**Exercise task**
From the listing below, return each line that includes "dword".

● ● ● ●

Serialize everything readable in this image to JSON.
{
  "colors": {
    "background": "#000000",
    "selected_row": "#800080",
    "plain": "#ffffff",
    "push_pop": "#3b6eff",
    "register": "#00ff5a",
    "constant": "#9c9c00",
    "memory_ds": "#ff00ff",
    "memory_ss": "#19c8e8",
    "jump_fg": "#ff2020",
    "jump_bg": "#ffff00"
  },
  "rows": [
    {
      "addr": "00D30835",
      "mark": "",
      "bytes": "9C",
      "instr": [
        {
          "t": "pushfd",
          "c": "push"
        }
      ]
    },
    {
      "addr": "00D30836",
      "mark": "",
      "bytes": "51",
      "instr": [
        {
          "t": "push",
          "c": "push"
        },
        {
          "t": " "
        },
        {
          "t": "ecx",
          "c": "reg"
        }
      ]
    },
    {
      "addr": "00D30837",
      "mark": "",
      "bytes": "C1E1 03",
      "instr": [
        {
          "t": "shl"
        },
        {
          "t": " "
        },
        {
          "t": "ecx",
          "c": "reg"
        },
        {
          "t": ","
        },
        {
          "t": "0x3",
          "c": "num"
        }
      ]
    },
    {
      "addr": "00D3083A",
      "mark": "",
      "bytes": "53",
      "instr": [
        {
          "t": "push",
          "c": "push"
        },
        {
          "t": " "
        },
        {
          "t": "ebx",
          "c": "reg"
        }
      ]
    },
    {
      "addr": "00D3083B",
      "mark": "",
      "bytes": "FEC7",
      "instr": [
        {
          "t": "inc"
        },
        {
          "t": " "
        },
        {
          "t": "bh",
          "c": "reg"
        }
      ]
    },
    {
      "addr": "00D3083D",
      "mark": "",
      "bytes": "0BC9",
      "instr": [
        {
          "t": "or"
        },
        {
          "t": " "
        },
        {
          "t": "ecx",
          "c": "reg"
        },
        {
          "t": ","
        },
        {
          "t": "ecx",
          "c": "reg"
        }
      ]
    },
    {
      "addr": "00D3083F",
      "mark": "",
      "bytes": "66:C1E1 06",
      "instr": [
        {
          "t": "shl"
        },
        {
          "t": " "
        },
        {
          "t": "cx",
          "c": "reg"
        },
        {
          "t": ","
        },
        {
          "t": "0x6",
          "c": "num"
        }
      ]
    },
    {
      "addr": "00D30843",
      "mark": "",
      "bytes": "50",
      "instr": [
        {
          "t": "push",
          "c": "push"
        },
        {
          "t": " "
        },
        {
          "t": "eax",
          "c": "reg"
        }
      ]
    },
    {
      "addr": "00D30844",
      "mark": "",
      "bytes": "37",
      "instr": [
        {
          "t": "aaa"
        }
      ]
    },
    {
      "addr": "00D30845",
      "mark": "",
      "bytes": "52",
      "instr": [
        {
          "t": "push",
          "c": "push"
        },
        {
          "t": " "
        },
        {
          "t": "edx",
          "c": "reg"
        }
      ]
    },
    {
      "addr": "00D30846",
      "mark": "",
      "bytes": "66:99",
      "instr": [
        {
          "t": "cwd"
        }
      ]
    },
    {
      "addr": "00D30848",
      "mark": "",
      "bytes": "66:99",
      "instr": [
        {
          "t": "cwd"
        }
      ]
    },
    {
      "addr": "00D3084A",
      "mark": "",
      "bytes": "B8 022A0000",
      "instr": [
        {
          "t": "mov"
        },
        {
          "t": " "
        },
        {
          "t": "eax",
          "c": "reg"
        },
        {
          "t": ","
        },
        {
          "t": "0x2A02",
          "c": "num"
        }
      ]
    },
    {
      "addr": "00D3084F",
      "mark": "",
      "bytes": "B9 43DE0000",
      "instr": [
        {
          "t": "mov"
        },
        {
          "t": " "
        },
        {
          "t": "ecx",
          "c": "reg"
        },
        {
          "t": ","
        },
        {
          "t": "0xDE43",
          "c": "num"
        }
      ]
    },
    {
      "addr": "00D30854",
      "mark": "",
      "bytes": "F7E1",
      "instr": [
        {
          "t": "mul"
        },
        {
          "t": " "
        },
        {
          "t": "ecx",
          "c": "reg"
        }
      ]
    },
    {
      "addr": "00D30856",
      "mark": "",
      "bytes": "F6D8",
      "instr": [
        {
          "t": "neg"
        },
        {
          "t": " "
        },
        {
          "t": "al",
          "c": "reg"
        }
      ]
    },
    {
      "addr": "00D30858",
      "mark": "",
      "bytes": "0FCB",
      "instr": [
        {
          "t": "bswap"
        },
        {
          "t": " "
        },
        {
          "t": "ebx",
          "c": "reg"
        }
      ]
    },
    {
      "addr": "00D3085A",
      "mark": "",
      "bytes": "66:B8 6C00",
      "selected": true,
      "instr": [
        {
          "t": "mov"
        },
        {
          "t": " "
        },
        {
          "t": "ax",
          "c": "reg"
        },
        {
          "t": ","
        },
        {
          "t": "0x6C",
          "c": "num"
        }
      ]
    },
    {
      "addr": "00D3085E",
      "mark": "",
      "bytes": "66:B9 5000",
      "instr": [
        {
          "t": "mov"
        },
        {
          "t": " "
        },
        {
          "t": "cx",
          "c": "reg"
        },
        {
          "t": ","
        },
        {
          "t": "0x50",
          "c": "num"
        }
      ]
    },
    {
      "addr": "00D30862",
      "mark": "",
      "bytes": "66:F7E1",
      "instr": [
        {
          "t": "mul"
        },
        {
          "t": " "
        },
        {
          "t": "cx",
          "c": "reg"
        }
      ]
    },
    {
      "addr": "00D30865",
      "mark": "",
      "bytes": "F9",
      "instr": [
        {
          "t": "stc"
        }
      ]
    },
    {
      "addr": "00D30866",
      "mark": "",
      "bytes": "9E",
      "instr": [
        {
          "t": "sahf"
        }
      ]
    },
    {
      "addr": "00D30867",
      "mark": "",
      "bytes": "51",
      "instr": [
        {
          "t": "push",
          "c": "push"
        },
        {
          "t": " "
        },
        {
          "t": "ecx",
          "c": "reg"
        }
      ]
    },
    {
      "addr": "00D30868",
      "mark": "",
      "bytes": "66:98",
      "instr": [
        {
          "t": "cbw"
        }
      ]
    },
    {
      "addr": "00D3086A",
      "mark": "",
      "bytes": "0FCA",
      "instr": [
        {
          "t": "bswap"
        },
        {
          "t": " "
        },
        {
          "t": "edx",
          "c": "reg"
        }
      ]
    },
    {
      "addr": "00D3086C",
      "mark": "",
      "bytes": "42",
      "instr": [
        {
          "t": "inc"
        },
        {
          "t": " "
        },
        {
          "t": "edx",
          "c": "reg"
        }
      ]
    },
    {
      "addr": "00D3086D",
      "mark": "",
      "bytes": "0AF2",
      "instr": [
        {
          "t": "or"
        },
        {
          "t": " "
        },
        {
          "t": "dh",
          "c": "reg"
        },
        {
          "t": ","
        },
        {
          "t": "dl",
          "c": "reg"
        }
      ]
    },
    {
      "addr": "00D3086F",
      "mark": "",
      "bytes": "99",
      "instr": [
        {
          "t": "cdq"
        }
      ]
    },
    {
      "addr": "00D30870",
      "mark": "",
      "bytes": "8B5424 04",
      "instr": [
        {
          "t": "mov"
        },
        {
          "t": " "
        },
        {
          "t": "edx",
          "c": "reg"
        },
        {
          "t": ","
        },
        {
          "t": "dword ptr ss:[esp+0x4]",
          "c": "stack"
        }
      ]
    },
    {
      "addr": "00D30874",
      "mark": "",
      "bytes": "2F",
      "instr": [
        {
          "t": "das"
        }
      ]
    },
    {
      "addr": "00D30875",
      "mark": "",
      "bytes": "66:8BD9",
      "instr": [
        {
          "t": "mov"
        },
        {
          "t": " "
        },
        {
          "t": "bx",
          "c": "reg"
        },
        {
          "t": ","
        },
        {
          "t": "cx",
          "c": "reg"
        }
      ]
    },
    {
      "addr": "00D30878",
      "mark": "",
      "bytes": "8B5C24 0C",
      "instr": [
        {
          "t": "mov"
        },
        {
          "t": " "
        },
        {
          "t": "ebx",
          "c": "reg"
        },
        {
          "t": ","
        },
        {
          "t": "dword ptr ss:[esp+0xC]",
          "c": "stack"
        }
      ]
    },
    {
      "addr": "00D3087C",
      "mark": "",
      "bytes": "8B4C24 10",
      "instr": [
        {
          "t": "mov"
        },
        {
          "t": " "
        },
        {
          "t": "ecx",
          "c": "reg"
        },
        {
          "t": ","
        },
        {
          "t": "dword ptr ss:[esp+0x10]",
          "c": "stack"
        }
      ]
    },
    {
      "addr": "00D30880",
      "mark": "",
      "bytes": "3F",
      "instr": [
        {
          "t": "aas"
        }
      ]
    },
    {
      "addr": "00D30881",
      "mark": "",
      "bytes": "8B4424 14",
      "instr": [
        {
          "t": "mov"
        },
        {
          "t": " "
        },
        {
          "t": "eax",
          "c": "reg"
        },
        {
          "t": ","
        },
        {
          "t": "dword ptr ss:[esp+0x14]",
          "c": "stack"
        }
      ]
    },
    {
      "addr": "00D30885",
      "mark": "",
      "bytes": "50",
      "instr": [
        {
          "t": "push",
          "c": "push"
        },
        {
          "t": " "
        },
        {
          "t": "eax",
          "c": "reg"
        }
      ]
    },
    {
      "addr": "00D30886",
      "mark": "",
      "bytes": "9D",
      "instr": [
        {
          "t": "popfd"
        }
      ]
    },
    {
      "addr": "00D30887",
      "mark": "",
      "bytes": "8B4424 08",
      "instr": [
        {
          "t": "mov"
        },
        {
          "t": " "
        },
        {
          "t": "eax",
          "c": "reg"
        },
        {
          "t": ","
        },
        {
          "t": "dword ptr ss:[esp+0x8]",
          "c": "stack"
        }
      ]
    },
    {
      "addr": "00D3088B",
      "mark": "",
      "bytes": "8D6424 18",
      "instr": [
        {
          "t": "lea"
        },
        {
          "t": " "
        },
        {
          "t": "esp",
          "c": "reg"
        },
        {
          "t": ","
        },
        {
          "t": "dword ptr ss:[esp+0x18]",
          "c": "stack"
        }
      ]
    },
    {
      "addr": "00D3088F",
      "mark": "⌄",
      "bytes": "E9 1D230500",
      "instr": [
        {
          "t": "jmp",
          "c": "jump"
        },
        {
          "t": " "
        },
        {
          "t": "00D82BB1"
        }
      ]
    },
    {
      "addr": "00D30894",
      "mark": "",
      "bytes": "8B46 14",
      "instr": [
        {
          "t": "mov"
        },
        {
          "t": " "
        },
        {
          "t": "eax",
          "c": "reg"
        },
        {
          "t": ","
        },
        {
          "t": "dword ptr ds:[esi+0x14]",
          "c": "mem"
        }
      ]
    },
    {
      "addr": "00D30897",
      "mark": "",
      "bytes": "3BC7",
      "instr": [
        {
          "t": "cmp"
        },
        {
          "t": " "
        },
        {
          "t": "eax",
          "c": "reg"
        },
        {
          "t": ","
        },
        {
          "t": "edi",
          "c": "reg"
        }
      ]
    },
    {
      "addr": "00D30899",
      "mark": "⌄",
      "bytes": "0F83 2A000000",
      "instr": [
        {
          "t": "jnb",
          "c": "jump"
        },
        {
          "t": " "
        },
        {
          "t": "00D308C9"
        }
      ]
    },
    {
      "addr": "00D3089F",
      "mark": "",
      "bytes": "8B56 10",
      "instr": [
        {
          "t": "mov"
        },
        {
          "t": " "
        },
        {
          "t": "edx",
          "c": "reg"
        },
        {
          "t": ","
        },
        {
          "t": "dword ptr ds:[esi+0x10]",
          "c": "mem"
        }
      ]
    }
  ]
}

● ● ● ●

**Task output**
          "t": "dword ptr ss:[esp+0x4]",
          "t": "dword ptr ss:[esp+0xC]",
          "t": "dword ptr ss:[esp+0x10]",
          "t": "dword ptr ss:[esp+0x14]",
          "t": "dword ptr ss:[esp+0x8]",
          "t": "dword ptr ss:[esp+0x18]",
          "t": "dword ptr ds:[esi+0x14]",
          "t": "dword ptr ds:[esi+0x10]",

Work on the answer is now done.